### GIVEN INFORMATION
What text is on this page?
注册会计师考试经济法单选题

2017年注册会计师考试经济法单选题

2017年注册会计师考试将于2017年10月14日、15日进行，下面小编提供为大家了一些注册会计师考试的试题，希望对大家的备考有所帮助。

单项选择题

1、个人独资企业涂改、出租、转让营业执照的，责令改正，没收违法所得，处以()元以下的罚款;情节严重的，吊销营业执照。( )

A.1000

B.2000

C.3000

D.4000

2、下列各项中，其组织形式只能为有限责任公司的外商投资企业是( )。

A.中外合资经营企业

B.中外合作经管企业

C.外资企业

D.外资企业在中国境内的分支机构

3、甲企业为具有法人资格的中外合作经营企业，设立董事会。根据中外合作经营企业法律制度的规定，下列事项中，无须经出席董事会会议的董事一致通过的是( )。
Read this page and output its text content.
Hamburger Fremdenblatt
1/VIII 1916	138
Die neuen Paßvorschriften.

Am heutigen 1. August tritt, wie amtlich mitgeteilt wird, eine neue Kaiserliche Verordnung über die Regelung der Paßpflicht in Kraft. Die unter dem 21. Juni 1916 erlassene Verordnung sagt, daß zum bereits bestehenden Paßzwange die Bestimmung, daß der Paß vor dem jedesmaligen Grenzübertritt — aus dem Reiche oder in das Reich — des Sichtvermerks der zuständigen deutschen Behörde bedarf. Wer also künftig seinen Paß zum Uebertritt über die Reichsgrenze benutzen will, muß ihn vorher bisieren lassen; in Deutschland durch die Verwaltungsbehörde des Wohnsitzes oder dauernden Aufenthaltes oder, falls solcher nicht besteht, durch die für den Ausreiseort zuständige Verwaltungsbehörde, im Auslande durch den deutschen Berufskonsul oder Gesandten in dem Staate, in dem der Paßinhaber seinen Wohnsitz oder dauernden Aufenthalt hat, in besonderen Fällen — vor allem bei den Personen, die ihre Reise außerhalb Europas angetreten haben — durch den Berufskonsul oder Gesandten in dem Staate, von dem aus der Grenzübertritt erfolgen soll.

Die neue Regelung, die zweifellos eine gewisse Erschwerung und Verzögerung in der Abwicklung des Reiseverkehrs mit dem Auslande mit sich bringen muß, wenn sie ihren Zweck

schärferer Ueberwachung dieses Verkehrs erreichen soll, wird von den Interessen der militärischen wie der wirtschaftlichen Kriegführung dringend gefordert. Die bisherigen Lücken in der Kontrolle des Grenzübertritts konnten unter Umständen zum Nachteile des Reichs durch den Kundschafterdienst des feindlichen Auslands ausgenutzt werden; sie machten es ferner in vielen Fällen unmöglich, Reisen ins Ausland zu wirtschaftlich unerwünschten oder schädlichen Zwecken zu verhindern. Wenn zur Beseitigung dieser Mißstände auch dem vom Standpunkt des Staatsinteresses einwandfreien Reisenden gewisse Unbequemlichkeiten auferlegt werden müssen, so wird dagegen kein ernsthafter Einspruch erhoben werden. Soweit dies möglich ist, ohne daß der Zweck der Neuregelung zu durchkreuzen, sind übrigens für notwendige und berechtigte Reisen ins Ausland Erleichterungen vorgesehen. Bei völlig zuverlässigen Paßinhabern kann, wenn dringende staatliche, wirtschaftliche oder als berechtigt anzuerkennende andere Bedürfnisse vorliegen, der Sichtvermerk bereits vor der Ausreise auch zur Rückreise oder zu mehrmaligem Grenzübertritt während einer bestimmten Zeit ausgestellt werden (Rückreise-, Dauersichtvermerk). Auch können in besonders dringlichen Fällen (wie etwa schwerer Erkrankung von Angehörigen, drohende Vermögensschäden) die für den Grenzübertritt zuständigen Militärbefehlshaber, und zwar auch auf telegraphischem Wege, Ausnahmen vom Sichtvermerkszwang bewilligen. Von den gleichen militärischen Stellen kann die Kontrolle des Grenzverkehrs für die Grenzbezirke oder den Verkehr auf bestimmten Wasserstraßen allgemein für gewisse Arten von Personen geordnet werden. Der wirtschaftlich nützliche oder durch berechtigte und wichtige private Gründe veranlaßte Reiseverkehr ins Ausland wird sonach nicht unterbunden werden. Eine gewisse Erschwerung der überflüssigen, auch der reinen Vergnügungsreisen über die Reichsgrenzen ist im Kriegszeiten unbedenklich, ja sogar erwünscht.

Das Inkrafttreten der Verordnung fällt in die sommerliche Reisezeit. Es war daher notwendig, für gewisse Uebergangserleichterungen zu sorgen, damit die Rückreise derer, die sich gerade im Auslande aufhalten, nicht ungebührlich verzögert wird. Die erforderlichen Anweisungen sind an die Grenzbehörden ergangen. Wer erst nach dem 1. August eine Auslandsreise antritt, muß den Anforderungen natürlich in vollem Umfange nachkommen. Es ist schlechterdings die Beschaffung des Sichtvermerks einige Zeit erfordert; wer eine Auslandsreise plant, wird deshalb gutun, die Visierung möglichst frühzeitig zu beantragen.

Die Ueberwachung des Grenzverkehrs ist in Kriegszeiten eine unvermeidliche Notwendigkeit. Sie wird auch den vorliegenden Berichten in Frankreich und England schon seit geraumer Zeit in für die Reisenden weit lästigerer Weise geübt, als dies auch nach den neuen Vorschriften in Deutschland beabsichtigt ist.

### TASK OBJECTIVE
Would you give the material above again, complete and exact?

### RESULT OF THE TASK
What text is on this page?
注册会计师考试经济法单选题

2017年注册会计师考试经济法单选题

2017年注册会计师考试将于2017年10月14日、15日进行，下面小编提供为大家了一些注册会计师考试的试题，希望对大家的备考有所帮助。

单项选择题

1、个人独资企业涂改、出租、转让营业执照的，责令改正，没收违法所得，处以()元以下的罚款;情节严重的，吊销营业执照。( )

A.1000

B.2000

C.3000

D.4000

2、下列各项中，其组织形式只能为有限责任公司的外商投资企业是( )。

A.中外合资经营企业

B.中外合作经管企业

C.外资企业

D.外资企业在中国境内的分支机构

3、甲企业为具有法人资格的中外合作经营企业，设立董事会。根据中外合作经营企业法律制度的规定，下列事项中，无须经出席董事会会议的董事一致通过的是( )。
Read this page and output its text content.
Hamburger Fremdenblatt
1/VIII 1916	138
Die neuen Paßvorschriften.

Am heutigen 1. August tritt, wie amtlich mitgeteilt wird, eine neue Kaiserliche Verordnung über die Regelung der Paßpflicht in Kraft. Die unter dem 21. Juni 1916 erlassene Verordnung sagt, daß zum bereits bestehenden Paßzwange die Bestimmung, daß der Paß vor dem jedesmaligen Grenzübertritt — aus dem Reiche oder in das Reich — des Sichtvermerks der zuständigen deutschen Behörde bedarf. Wer also künftig seinen Paß zum Uebertritt über die Reichsgrenze benutzen will, muß ihn vorher bisieren lassen; in Deutschland durch die Verwaltungsbehörde des Wohnsitzes oder dauernden Aufenthaltes oder, falls solcher nicht besteht, durch die für den Ausreiseort zuständige Verwaltungsbehörde, im Auslande durch den deutschen Berufskonsul oder Gesandten in dem Staate, in dem der Paßinhaber seinen Wohnsitz oder dauernden Aufenthalt hat, in besonderen Fällen — vor allem bei den Personen, die ihre Reise außerhalb Europas angetreten haben — durch den Berufskonsul oder Gesandten in dem Staate, von dem aus der Grenzübertritt erfolgen soll.

Die neue Regelung, die zweifellos eine gewisse Erschwerung und Verzögerung in der Abwicklung des Reiseverkehrs mit dem Auslande mit sich bringen muß, wenn sie ihren Zweck

schärferer Ueberwachung dieses Verkehrs erreichen soll, wird von den Interessen der militärischen wie der wirtschaftlichen Kriegführung dringend gefordert. Die bisherigen Lücken in der Kontrolle des Grenzübertritts konnten unter Umständen zum Nachteile des Reichs durch den Kundschafterdienst des feindlichen Auslands ausgenutzt werden; sie machten es ferner in vielen Fällen unmöglich, Reisen ins Ausland zu wirtschaftlich unerwünschten oder schädlichen Zwecken zu verhindern. Wenn zur Beseitigung dieser Mißstände auch dem vom Standpunkt des Staatsinteresses einwandfreien Reisenden gewisse Unbequemlichkeiten auferlegt werden müssen, so wird dagegen kein ernsthafter Einspruch erhoben werden. Soweit dies möglich ist, ohne daß der Zweck der Neuregelung zu durchkreuzen, sind übrigens für notwendige und berechtigte Reisen ins Ausland Erleichterungen vorgesehen. Bei völlig zuverlässigen Paßinhabern kann, wenn dringende staatliche, wirtschaftliche oder als berechtigt anzuerkennende andere Bedürfnisse vorliegen, der Sichtvermerk bereits vor der Ausreise auch zur Rückreise oder zu mehrmaligem Grenzübertritt während einer bestimmten Zeit ausgestellt werden (Rückreise-, Dauersichtvermerk). Auch können in besonders dringlichen Fällen (wie etwa schwerer Erkrankung von Angehörigen, drohende Vermögensschäden) die für den Grenzübertritt zuständigen Militärbefehlshaber, und zwar auch auf telegraphischem Wege, Ausnahmen vom Sichtvermerkszwang bewilligen. Von den gleichen militärischen Stellen kann die Kontrolle des Grenzverkehrs für die Grenzbezirke oder den Verkehr auf bestimmten Wasserstraßen allgemein für gewisse Arten von Personen geordnet werden. Der wirtschaftlich nützliche oder durch berechtigte und wichtige private Gründe veranlaßte Reiseverkehr ins Ausland wird sonach nicht unterbunden werden. Eine gewisse Erschwerung der überflüssigen, auch der reinen Vergnügungsreisen über die Reichsgrenzen ist im Kriegszeiten unbedenklich, ja sogar erwünscht.

Das Inkrafttreten der Verordnung fällt in die sommerliche Reisezeit. Es war daher notwendig, für gewisse Uebergangserleichterungen zu sorgen, damit die Rückreise derer, die sich gerade im Auslande aufhalten, nicht ungebührlich verzögert wird. Die erforderlichen Anweisungen sind an die Grenzbehörden ergangen. Wer erst nach dem 1. August eine Auslandsreise antritt, muß den Anforderungen natürlich in vollem Umfange nachkommen. Es ist schlechterdings die Beschaffung des Sichtvermerks einige Zeit erfordert; wer eine Auslandsreise plant, wird deshalb gutun, die Visierung möglichst frühzeitig zu beantragen.

Die Ueberwachung des Grenzverkehrs ist in Kriegszeiten eine unvermeidliche Notwendigkeit. Sie wird auch den vorliegenden Berichten in Frankreich und England schon seit geraumer Zeit in für die Reisenden weit lästigerer Weise geübt, als dies auch nach den neuen Vorschriften in Deutschland beabsichtigt ist.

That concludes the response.